>> Begin Material provided

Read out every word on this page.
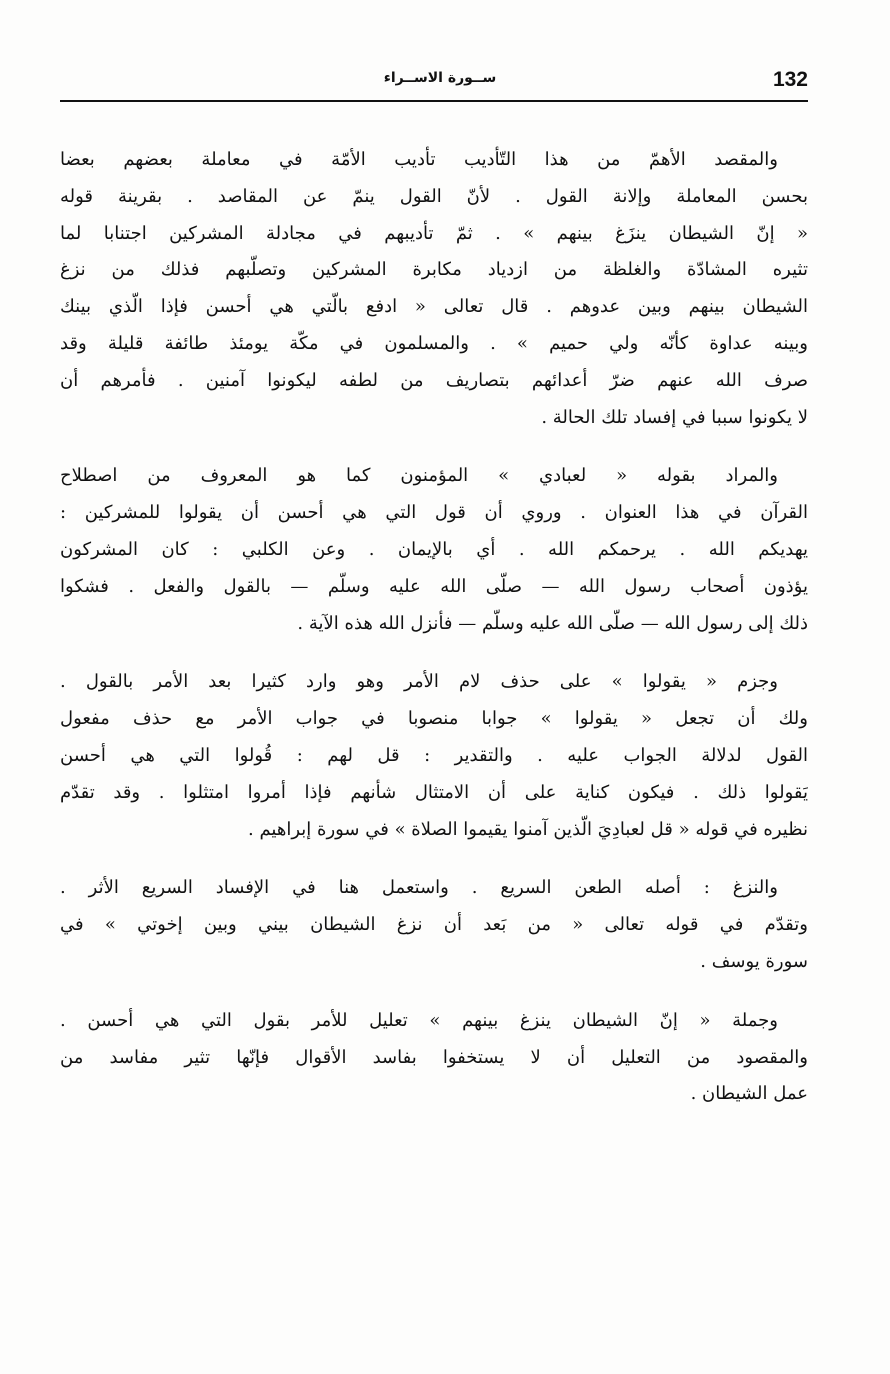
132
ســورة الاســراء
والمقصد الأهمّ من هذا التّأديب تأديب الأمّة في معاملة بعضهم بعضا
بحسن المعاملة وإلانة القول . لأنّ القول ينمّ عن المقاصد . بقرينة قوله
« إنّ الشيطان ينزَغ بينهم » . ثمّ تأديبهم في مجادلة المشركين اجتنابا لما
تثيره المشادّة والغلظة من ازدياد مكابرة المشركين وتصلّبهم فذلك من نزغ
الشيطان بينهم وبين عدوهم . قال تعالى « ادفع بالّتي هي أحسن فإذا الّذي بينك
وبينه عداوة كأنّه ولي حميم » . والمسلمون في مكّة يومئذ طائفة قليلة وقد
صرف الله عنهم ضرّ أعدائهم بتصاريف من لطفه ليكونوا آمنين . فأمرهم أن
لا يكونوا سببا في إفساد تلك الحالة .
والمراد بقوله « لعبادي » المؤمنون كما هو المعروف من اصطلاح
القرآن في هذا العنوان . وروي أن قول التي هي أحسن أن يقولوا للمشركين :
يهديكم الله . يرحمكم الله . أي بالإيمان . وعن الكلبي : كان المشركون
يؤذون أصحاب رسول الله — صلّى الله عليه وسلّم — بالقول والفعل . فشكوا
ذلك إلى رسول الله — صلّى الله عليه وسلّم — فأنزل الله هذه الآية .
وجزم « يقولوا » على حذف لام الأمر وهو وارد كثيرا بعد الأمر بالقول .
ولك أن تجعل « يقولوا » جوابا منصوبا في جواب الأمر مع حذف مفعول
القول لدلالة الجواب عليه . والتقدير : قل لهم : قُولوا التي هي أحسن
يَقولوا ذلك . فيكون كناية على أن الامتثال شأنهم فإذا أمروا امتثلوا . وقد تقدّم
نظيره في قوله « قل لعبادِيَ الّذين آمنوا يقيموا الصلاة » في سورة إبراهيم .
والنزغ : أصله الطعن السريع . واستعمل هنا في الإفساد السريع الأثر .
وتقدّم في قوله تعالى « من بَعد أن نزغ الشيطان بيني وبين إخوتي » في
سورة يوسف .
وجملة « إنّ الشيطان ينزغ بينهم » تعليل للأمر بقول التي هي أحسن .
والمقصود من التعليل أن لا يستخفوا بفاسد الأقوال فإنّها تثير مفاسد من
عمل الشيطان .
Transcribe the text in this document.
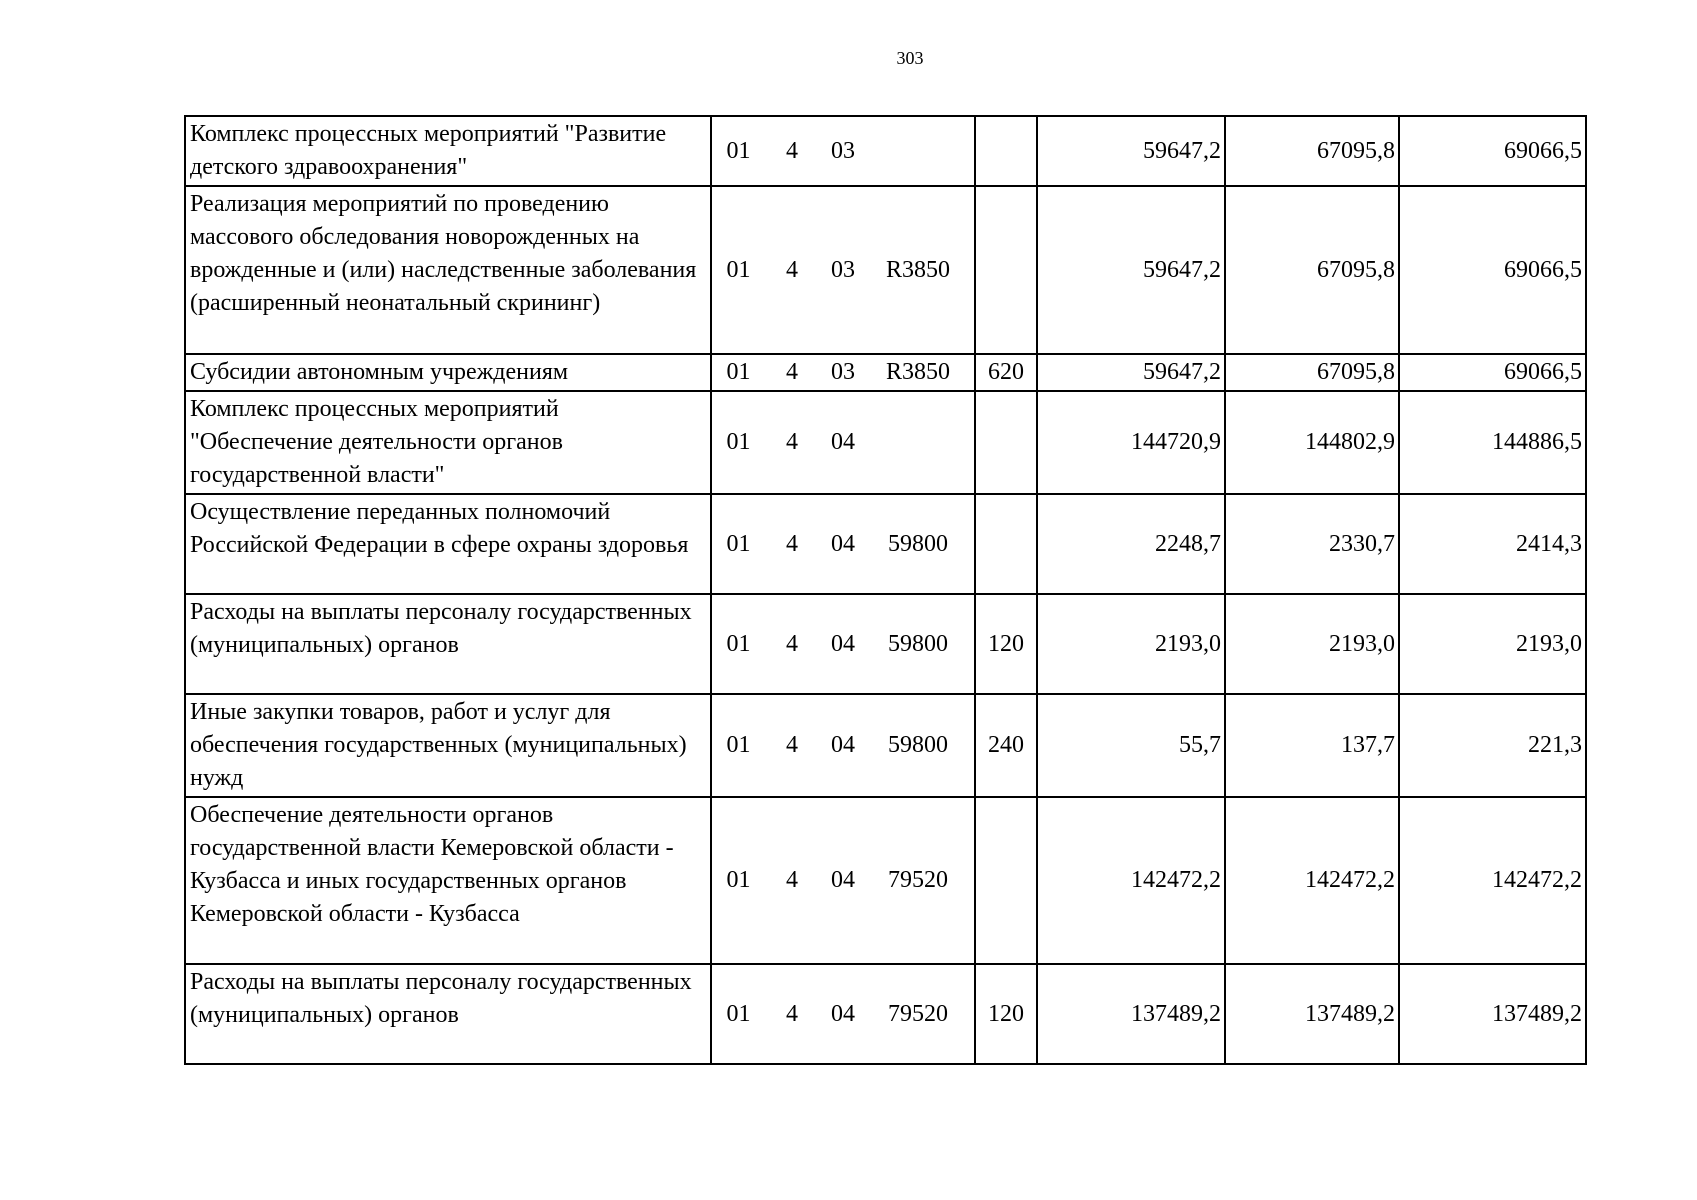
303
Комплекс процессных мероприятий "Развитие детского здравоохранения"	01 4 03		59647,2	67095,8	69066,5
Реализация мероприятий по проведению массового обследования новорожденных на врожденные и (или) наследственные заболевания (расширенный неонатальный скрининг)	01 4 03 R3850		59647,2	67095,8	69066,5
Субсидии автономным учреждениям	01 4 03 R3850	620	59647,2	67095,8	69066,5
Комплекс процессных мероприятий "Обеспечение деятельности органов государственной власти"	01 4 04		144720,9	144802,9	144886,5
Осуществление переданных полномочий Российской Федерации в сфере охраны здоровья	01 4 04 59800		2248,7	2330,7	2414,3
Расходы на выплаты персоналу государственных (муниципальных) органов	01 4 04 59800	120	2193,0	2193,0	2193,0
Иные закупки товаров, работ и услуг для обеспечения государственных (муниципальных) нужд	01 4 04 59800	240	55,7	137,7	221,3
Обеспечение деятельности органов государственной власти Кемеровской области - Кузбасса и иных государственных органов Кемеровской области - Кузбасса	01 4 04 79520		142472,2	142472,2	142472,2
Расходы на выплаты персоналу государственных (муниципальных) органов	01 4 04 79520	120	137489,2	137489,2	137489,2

>> End Material provided

*Written exercise*
Nothing but the lines from the one holding "Transcribe the text in this document." through the last line of the entries should be written out, exactly and inclusively, minus the pictures.

*Correct answer*
Transcribe the text in this document.
303
Комплекс процессных мероприятий "Развитие детского здравоохранения"	01 4 03		59647,2	67095,8	69066,5
Реализация мероприятий по проведению массового обследования новорожденных на врожденные и (или) наследственные заболевания (расширенный неонатальный скрининг)	01 4 03 R3850		59647,2	67095,8	69066,5
Субсидии автономным учреждениям	01 4 03 R3850	620	59647,2	67095,8	69066,5
Комплекс процессных мероприятий "Обеспечение деятельности органов государственной власти"	01 4 04		144720,9	144802,9	144886,5
Осуществление переданных полномочий Российской Федерации в сфере охраны здоровья	01 4 04 59800		2248,7	2330,7	2414,3
Расходы на выплаты персоналу государственных (муниципальных) органов	01 4 04 59800	120	2193,0	2193,0	2193,0
Иные закупки товаров, работ и услуг для обеспечения государственных (муниципальных) нужд	01 4 04 59800	240	55,7	137,7	221,3
Обеспечение деятельности органов государственной власти Кемеровской области - Кузбасса и иных государственных органов Кемеровской области - Кузбасса	01 4 04 79520		142472,2	142472,2	142472,2
Расходы на выплаты персоналу государственных (муниципальных) органов	01 4 04 79520	120	137489,2	137489,2	137489,2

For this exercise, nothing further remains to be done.